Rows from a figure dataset
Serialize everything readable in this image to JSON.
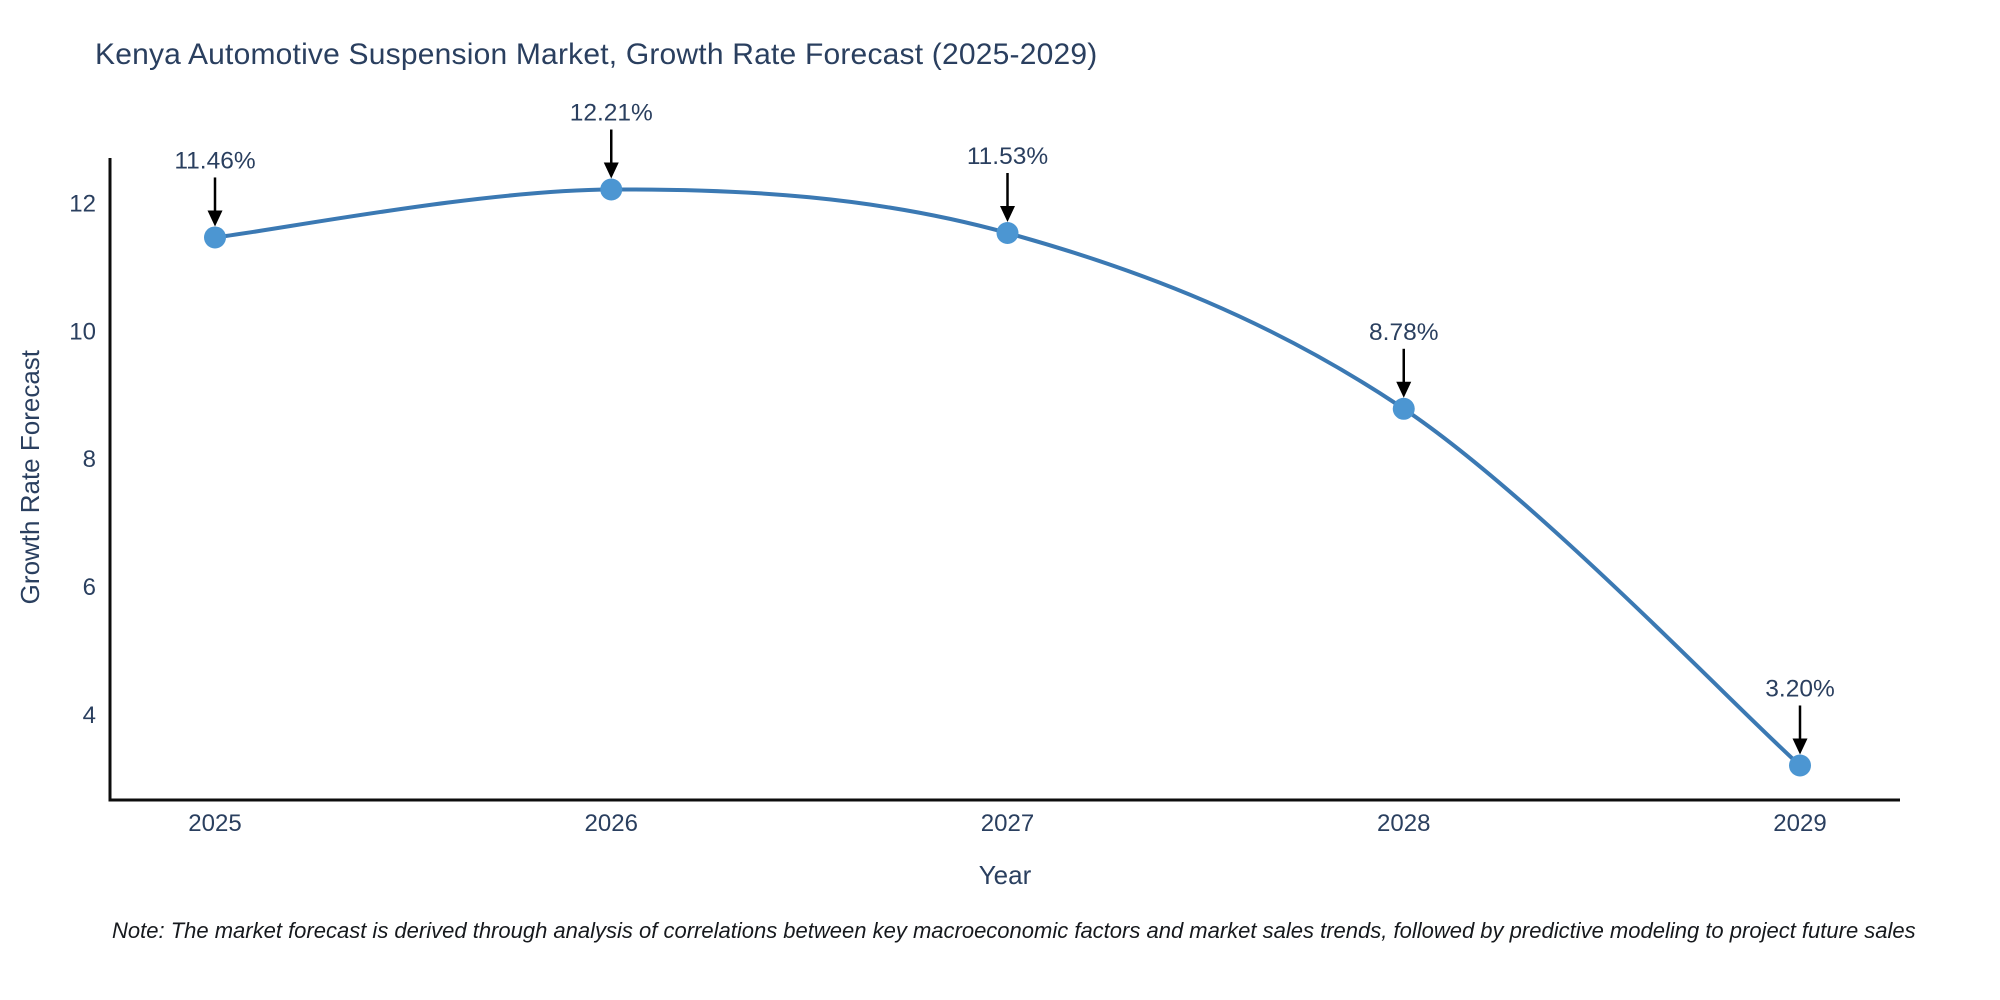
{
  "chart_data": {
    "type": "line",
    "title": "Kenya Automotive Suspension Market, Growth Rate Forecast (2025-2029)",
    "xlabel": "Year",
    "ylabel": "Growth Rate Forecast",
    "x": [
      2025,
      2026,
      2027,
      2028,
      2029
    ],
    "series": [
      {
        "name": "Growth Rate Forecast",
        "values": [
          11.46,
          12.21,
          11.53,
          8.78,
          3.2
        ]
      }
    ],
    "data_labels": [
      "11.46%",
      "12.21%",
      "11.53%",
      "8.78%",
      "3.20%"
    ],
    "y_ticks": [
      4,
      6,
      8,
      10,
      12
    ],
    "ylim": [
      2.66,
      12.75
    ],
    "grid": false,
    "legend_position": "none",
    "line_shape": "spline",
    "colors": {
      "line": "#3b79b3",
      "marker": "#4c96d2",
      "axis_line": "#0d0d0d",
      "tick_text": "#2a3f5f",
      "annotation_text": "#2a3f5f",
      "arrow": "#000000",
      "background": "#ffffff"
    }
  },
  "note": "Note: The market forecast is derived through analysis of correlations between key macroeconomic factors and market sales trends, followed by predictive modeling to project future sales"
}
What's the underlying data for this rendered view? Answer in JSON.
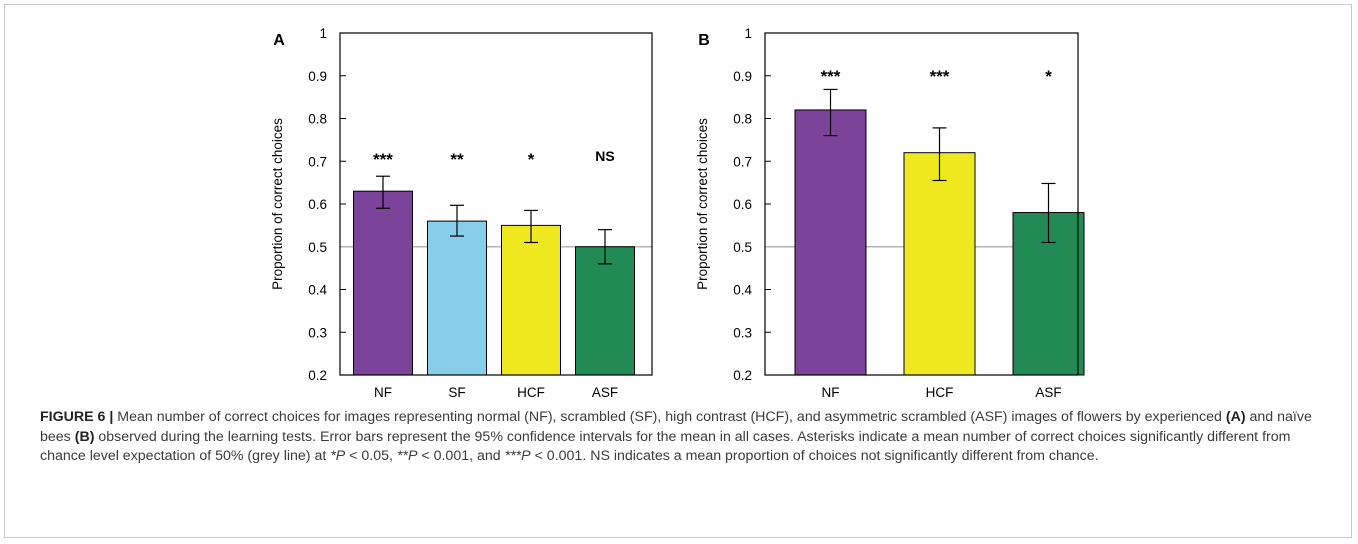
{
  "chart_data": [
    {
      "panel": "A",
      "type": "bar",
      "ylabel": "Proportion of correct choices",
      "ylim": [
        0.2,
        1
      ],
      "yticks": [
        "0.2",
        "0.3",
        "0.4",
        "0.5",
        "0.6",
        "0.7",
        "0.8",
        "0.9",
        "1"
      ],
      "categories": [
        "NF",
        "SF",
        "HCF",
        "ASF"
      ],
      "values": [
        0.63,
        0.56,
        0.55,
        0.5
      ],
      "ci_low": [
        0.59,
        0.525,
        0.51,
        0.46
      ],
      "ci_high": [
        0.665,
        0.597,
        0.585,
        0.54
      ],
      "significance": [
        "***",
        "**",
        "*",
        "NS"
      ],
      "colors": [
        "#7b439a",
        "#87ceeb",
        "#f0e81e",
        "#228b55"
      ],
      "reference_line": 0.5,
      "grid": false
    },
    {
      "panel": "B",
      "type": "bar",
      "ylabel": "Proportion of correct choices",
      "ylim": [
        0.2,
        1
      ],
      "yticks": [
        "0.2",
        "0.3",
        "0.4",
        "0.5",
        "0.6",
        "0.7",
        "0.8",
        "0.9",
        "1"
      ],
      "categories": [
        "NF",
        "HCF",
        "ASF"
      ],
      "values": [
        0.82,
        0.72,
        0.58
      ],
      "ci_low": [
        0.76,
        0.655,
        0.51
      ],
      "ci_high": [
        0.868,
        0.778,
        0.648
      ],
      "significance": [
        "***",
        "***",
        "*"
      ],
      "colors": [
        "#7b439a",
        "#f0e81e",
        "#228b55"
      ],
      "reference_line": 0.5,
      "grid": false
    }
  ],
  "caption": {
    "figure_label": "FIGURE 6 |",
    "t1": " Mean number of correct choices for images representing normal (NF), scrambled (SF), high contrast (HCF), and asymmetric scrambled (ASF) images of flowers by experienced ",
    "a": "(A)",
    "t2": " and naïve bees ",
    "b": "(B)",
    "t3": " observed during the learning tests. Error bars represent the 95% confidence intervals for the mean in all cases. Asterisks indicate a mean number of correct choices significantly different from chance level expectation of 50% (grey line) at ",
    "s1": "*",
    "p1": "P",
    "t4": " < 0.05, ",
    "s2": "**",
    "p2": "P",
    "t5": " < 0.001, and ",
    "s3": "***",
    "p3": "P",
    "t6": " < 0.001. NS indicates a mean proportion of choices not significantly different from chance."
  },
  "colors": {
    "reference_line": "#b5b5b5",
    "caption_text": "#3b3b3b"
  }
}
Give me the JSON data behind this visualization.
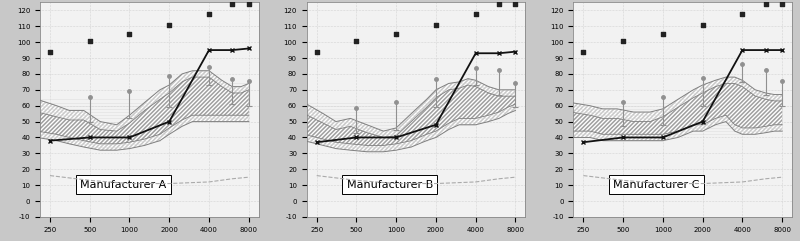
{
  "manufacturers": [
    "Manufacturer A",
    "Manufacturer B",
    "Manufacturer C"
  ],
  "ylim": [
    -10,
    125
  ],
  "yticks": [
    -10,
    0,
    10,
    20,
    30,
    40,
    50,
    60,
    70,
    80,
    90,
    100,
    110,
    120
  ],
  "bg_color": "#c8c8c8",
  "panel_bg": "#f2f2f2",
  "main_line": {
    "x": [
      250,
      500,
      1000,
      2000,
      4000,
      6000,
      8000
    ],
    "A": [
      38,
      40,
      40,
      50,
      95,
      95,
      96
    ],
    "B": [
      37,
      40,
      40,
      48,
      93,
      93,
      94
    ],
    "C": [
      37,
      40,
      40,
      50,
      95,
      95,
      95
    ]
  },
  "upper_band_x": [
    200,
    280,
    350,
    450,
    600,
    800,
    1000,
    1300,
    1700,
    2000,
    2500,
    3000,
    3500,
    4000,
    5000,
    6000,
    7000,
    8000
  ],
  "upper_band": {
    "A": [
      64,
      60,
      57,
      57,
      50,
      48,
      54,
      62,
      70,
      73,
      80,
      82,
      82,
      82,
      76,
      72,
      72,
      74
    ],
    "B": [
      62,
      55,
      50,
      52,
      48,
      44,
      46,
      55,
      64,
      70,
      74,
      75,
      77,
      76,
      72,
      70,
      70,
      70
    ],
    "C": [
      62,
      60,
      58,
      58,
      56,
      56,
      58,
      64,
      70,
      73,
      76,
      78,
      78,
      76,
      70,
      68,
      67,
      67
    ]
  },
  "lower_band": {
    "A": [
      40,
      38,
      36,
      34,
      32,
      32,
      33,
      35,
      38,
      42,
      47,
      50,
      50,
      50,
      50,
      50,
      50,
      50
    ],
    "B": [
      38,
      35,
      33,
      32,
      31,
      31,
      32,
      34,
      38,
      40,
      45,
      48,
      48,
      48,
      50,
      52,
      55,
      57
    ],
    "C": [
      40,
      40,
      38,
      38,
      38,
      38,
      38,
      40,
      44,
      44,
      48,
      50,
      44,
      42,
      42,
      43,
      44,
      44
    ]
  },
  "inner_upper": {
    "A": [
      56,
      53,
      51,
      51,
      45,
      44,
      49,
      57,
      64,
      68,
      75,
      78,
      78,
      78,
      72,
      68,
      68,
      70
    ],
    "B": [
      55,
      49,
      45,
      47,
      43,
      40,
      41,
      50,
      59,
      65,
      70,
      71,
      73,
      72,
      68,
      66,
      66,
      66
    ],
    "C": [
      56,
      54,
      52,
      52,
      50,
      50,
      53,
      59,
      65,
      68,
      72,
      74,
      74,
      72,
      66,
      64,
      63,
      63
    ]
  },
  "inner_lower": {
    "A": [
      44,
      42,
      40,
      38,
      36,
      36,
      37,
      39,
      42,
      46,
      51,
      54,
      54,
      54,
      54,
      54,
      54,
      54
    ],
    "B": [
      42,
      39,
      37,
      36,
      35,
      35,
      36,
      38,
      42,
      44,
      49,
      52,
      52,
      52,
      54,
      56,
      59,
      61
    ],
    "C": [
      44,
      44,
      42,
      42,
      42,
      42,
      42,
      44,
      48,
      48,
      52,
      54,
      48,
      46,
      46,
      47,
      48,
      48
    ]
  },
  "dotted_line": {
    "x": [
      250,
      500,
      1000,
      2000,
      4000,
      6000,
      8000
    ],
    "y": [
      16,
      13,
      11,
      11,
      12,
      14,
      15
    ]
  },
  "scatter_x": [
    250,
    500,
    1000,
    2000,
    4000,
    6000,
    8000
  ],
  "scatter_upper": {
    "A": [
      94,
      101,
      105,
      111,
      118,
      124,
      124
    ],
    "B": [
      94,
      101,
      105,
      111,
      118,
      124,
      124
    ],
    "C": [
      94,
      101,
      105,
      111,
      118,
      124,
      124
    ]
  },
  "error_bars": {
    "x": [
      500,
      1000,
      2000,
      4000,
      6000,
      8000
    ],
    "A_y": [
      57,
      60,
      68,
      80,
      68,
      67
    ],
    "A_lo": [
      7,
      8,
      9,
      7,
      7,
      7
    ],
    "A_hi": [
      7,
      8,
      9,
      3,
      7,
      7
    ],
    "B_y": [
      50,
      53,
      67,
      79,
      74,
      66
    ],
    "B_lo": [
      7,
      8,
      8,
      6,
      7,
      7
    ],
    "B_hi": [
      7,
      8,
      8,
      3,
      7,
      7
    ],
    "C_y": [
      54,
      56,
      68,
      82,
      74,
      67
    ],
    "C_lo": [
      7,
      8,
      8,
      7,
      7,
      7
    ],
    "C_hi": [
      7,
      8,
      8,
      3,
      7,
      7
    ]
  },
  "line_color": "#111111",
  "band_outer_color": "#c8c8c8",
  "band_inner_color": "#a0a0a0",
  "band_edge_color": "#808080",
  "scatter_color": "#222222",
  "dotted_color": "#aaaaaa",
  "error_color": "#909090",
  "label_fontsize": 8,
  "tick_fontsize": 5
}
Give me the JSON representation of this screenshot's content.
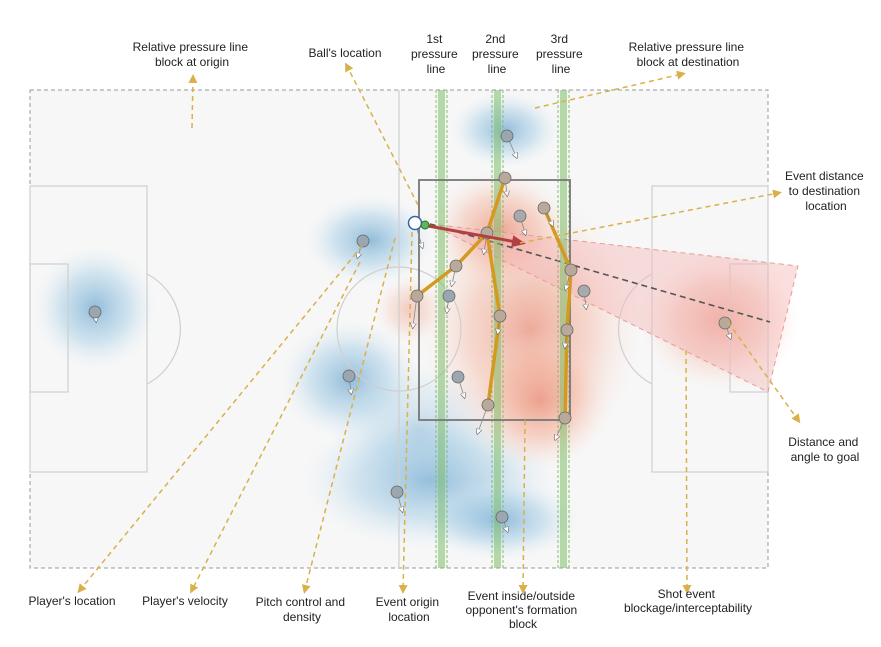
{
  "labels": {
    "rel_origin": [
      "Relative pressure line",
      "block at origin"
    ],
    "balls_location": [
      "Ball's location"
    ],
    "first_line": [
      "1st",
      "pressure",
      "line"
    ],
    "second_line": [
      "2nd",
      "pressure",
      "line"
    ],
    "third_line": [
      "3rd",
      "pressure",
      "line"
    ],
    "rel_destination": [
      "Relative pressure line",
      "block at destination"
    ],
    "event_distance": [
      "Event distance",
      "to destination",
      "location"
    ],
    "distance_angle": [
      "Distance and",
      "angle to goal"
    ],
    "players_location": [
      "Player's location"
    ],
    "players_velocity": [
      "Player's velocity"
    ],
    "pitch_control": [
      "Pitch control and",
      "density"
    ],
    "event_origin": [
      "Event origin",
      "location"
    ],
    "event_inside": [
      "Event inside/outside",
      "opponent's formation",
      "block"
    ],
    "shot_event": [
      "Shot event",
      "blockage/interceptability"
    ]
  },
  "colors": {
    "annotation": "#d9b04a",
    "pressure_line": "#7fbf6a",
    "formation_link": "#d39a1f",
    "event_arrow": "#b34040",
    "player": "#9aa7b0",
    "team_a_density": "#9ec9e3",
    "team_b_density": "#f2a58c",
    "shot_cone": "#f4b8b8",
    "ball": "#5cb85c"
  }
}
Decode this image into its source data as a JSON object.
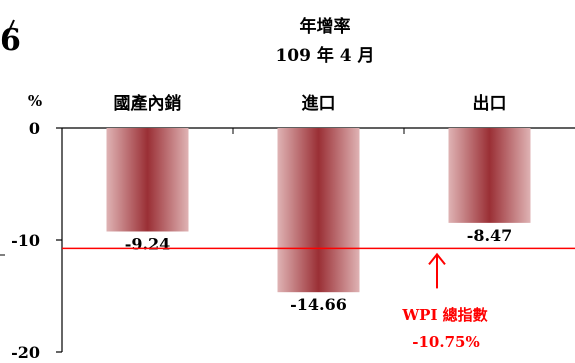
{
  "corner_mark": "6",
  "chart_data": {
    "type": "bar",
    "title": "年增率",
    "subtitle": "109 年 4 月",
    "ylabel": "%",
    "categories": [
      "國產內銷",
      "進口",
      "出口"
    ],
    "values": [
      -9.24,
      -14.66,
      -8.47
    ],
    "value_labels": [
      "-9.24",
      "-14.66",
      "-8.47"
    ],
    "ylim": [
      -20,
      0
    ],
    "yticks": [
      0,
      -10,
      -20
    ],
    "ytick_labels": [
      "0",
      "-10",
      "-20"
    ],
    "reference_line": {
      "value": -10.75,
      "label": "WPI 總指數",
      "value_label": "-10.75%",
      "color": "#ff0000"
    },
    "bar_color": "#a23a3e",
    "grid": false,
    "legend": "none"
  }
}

**Task requirements**
Retype the lines exactly as they appear, beginning with the line that contains "Decode this image" and ending with the final line of the entries, and omit the pictures.

**Result**
Decode this image into its source data as a JSON object.
{
  "corner_mark": "6",
  "chart_data": {
    "type": "bar",
    "title": "年增率",
    "subtitle": "109 年 4 月",
    "ylabel": "%",
    "categories": [
      "國產內銷",
      "進口",
      "出口"
    ],
    "values": [
      -9.24,
      -14.66,
      -8.47
    ],
    "value_labels": [
      "-9.24",
      "-14.66",
      "-8.47"
    ],
    "ylim": [
      -20,
      0
    ],
    "yticks": [
      0,
      -10,
      -20
    ],
    "ytick_labels": [
      "0",
      "-10",
      "-20"
    ],
    "reference_line": {
      "value": -10.75,
      "label": "WPI 總指數",
      "value_label": "-10.75%",
      "color": "#ff0000"
    },
    "bar_color": "#a23a3e",
    "grid": false,
    "legend": "none"
  }
}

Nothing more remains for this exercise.